Each line containing the word "want" needs to be copied.

PROVIDED DATA:

* Begin *

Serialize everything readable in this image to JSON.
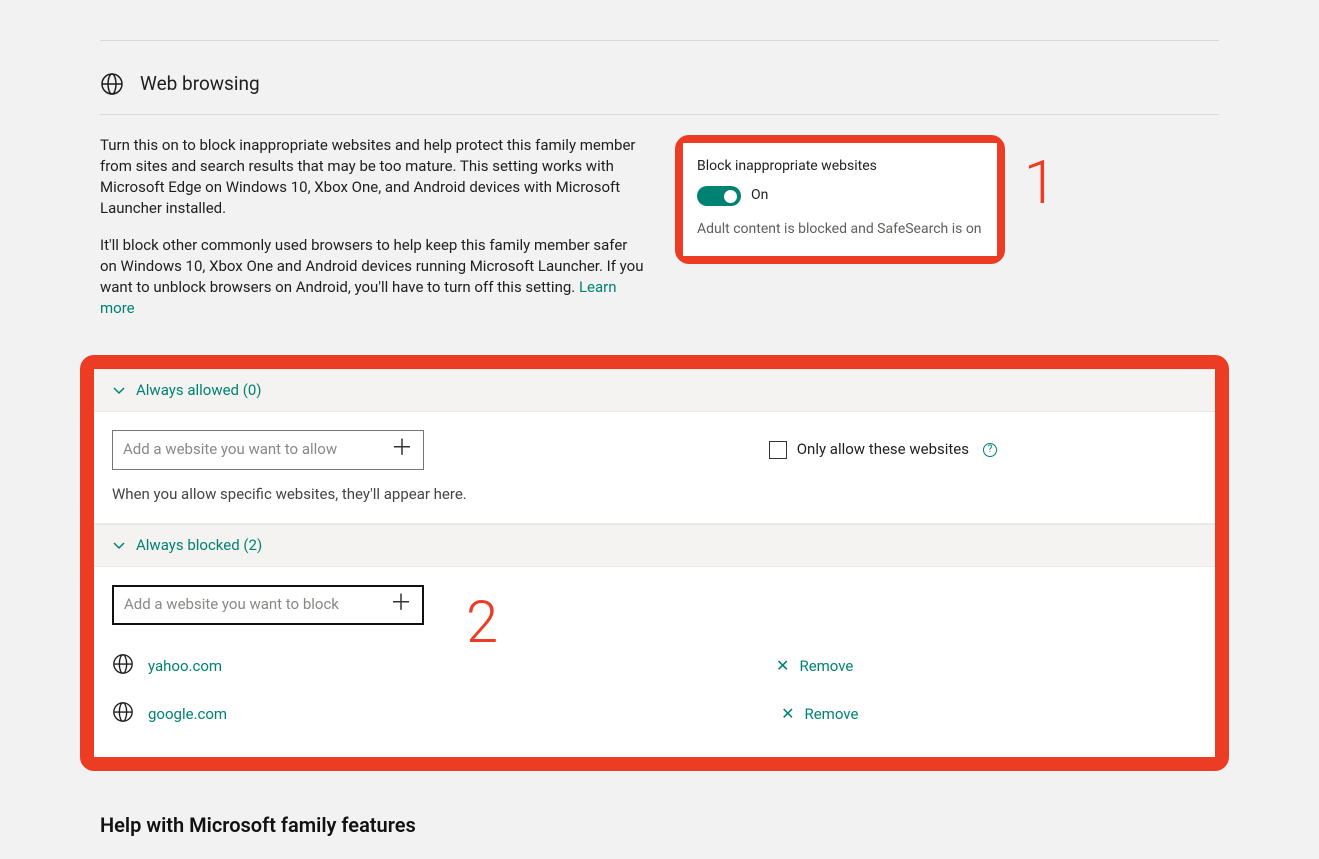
{
  "section_title": "Web browsing",
  "desc1": "Turn this on to block inappropriate websites and help protect this family member from sites and search results that may be too mature. This setting works with Microsoft Edge on Windows 10, Xbox One, and Android devices with Microsoft Launcher installed.",
  "desc2": "It'll block other commonly used browsers to help keep this family member safer on Windows 10, Xbox One and Android devices running Microsoft Launcher. If you want to unblock browsers on Android, you'll have to turn off this setting.  ",
  "learn_more": "Learn more",
  "block_card": {
    "label": "Block inappropriate websites",
    "state": "On",
    "desc": "Adult content is blocked and SafeSearch is on"
  },
  "annotations": {
    "one": "1",
    "two": "2"
  },
  "allowed": {
    "header": "Always allowed (0)",
    "placeholder": "Add a website you want to allow",
    "helper": "When you allow specific websites, they'll appear here.",
    "only_allow_label": "Only allow these websites"
  },
  "blocked": {
    "header": "Always blocked (2)",
    "placeholder": "Add a website you want to block",
    "sites": [
      {
        "name": "yahoo.com",
        "remove": "Remove"
      },
      {
        "name": "google.com",
        "remove": "Remove"
      }
    ]
  },
  "help_title": "Help with Microsoft family features"
}
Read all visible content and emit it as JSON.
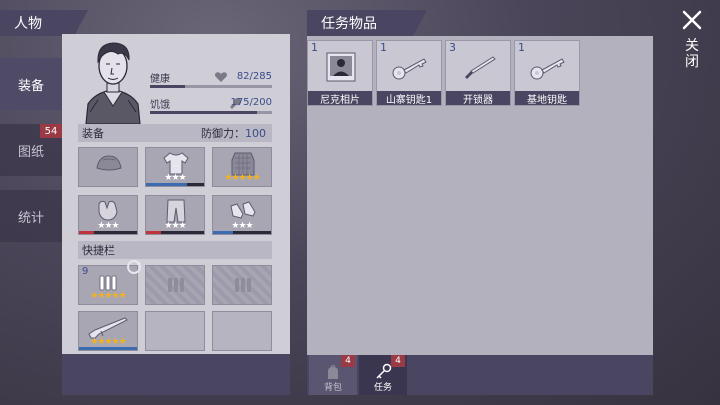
{
  "left_header": "人物",
  "right_header": "任务物品",
  "tabs": [
    {
      "label": "装备",
      "active": true
    },
    {
      "label": "图纸",
      "badge": "54"
    },
    {
      "label": "统计"
    }
  ],
  "stats": {
    "health_label": "健康",
    "health_value": "82/285",
    "health_fraction": 0.29,
    "hunger_label": "饥饿",
    "hunger_value": "175/200",
    "hunger_fraction": 0.875
  },
  "equipment": {
    "title": "装备",
    "defense_label": "防御力：",
    "defense_value": "100",
    "slots": [
      {
        "icon": "cap-icon",
        "stars": 0
      },
      {
        "icon": "shirt-icon",
        "stars": 3,
        "star_color": "white"
      },
      {
        "icon": "armor-vest-icon",
        "stars": 5,
        "star_color": "gold"
      },
      {
        "icon": "gloves-icon",
        "stars": 3,
        "star_color": "white"
      },
      {
        "icon": "pants-icon",
        "stars": 3,
        "star_color": "white"
      },
      {
        "icon": "shoes-icon",
        "stars": 3,
        "star_color": "white"
      }
    ]
  },
  "quickbar": {
    "title": "快捷栏",
    "slots": [
      {
        "icon": "ammo-icon",
        "qty": "9",
        "stars": 5
      },
      {
        "icon": "locked-ammo-icon"
      },
      {
        "icon": "locked-ammo-icon"
      },
      {
        "icon": "shotgun-icon",
        "stars": 5
      },
      {
        "icon": "empty"
      },
      {
        "icon": "empty"
      }
    ]
  },
  "task_items": [
    {
      "qty": "1",
      "name": "尼克相片",
      "icon": "photo-icon"
    },
    {
      "qty": "1",
      "name": "山寨钥匙1",
      "icon": "key-icon"
    },
    {
      "qty": "3",
      "name": "开锁器",
      "icon": "lockpick-icon"
    },
    {
      "qty": "1",
      "name": "基地钥匙",
      "icon": "key-icon"
    }
  ],
  "bottom_tabs": [
    {
      "label": "背包",
      "badge": "4"
    },
    {
      "label": "任务",
      "badge": "4",
      "active": true
    }
  ],
  "close_label": "关闭",
  "colors": {
    "panel_dark": "#4a4560",
    "badge_red": "#9a3a45",
    "star_gold": "#f4b21b",
    "value_blue": "#3a4c8a"
  }
}
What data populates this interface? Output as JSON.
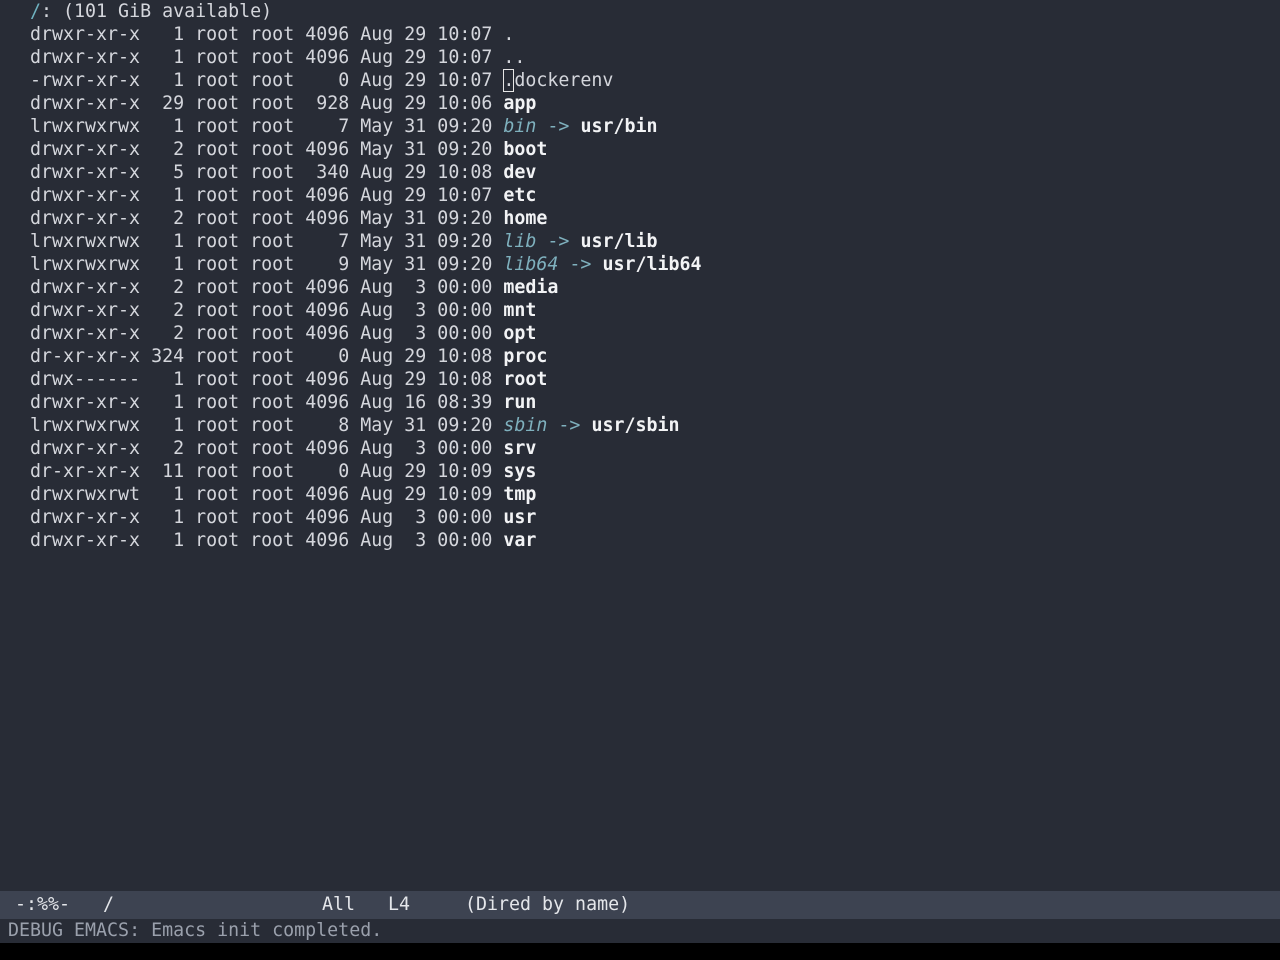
{
  "header": {
    "slash": "/",
    "text": ": (101 GiB available)"
  },
  "entries": [
    {
      "perm": "drwxr-xr-x",
      "links": "  1",
      "owner": "root",
      "group": "root",
      "size": "4096",
      "date": "Aug 29 10:07",
      "name": ".",
      "kind": "dir"
    },
    {
      "perm": "drwxr-xr-x",
      "links": "  1",
      "owner": "root",
      "group": "root",
      "size": "4096",
      "date": "Aug 29 10:07",
      "name": "..",
      "kind": "dir"
    },
    {
      "perm": "-rwxr-xr-x",
      "links": "  1",
      "owner": "root",
      "group": "root",
      "size": "   0",
      "date": "Aug 29 10:07",
      "name": ".dockerenv",
      "kind": "file"
    },
    {
      "perm": "drwxr-xr-x",
      "links": " 29",
      "owner": "root",
      "group": "root",
      "size": " 928",
      "date": "Aug 29 10:06",
      "name": "app",
      "kind": "dir"
    },
    {
      "perm": "lrwxrwxrwx",
      "links": "  1",
      "owner": "root",
      "group": "root",
      "size": "   7",
      "date": "May 31 09:20",
      "name": "bin",
      "kind": "link",
      "target": "usr/bin"
    },
    {
      "perm": "drwxr-xr-x",
      "links": "  2",
      "owner": "root",
      "group": "root",
      "size": "4096",
      "date": "May 31 09:20",
      "name": "boot",
      "kind": "dir"
    },
    {
      "perm": "drwxr-xr-x",
      "links": "  5",
      "owner": "root",
      "group": "root",
      "size": " 340",
      "date": "Aug 29 10:08",
      "name": "dev",
      "kind": "dir"
    },
    {
      "perm": "drwxr-xr-x",
      "links": "  1",
      "owner": "root",
      "group": "root",
      "size": "4096",
      "date": "Aug 29 10:07",
      "name": "etc",
      "kind": "dir"
    },
    {
      "perm": "drwxr-xr-x",
      "links": "  2",
      "owner": "root",
      "group": "root",
      "size": "4096",
      "date": "May 31 09:20",
      "name": "home",
      "kind": "dir"
    },
    {
      "perm": "lrwxrwxrwx",
      "links": "  1",
      "owner": "root",
      "group": "root",
      "size": "   7",
      "date": "May 31 09:20",
      "name": "lib",
      "kind": "link",
      "target": "usr/lib"
    },
    {
      "perm": "lrwxrwxrwx",
      "links": "  1",
      "owner": "root",
      "group": "root",
      "size": "   9",
      "date": "May 31 09:20",
      "name": "lib64",
      "kind": "link",
      "target": "usr/lib64"
    },
    {
      "perm": "drwxr-xr-x",
      "links": "  2",
      "owner": "root",
      "group": "root",
      "size": "4096",
      "date": "Aug  3 00:00",
      "name": "media",
      "kind": "dir"
    },
    {
      "perm": "drwxr-xr-x",
      "links": "  2",
      "owner": "root",
      "group": "root",
      "size": "4096",
      "date": "Aug  3 00:00",
      "name": "mnt",
      "kind": "dir"
    },
    {
      "perm": "drwxr-xr-x",
      "links": "  2",
      "owner": "root",
      "group": "root",
      "size": "4096",
      "date": "Aug  3 00:00",
      "name": "opt",
      "kind": "dir"
    },
    {
      "perm": "dr-xr-xr-x",
      "links": "324",
      "owner": "root",
      "group": "root",
      "size": "   0",
      "date": "Aug 29 10:08",
      "name": "proc",
      "kind": "dir"
    },
    {
      "perm": "drwx------",
      "links": "  1",
      "owner": "root",
      "group": "root",
      "size": "4096",
      "date": "Aug 29 10:08",
      "name": "root",
      "kind": "dir"
    },
    {
      "perm": "drwxr-xr-x",
      "links": "  1",
      "owner": "root",
      "group": "root",
      "size": "4096",
      "date": "Aug 16 08:39",
      "name": "run",
      "kind": "dir"
    },
    {
      "perm": "lrwxrwxrwx",
      "links": "  1",
      "owner": "root",
      "group": "root",
      "size": "   8",
      "date": "May 31 09:20",
      "name": "sbin",
      "kind": "link",
      "target": "usr/sbin"
    },
    {
      "perm": "drwxr-xr-x",
      "links": "  2",
      "owner": "root",
      "group": "root",
      "size": "4096",
      "date": "Aug  3 00:00",
      "name": "srv",
      "kind": "dir"
    },
    {
      "perm": "dr-xr-xr-x",
      "links": " 11",
      "owner": "root",
      "group": "root",
      "size": "   0",
      "date": "Aug 29 10:09",
      "name": "sys",
      "kind": "dir"
    },
    {
      "perm": "drwxrwxrwt",
      "links": "  1",
      "owner": "root",
      "group": "root",
      "size": "4096",
      "date": "Aug 29 10:09",
      "name": "tmp",
      "kind": "dir"
    },
    {
      "perm": "drwxr-xr-x",
      "links": "  1",
      "owner": "root",
      "group": "root",
      "size": "4096",
      "date": "Aug  3 00:00",
      "name": "usr",
      "kind": "dir"
    },
    {
      "perm": "drwxr-xr-x",
      "links": "  1",
      "owner": "root",
      "group": "root",
      "size": "4096",
      "date": "Aug  3 00:00",
      "name": "var",
      "kind": "dir"
    }
  ],
  "link_arrow": "->",
  "modeline": {
    "status": "-:%%-",
    "buffer": "/",
    "position": "All",
    "line": "L4",
    "mode": "(Dired by name)"
  },
  "echo_area": {
    "message": "DEBUG EMACS: Emacs init completed."
  },
  "colors": {
    "background": "#282c36",
    "modeline_bg": "#3d4351",
    "directory": "#f2f3f5",
    "symlink": "#7fb1be"
  }
}
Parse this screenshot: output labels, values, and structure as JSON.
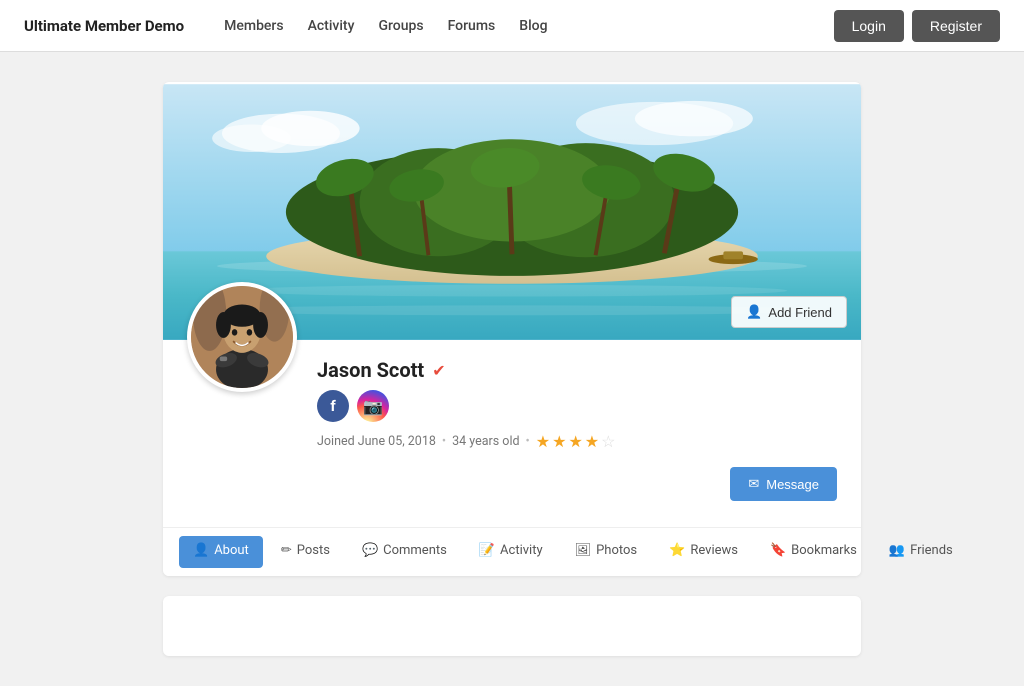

* End *

SOLUTION TO THE PROBLEM:
  "desc2": "It'll block other commonly used browsers to help keep this family member safer on Windows 10, Xbox One and Android devices running Microsoft Launcher. If you want to unblock browsers on Android, you'll have to turn off this setting.  ",
    "placeholder": "Add a website you want to allow",
    "placeholder": "Add a website you want to block",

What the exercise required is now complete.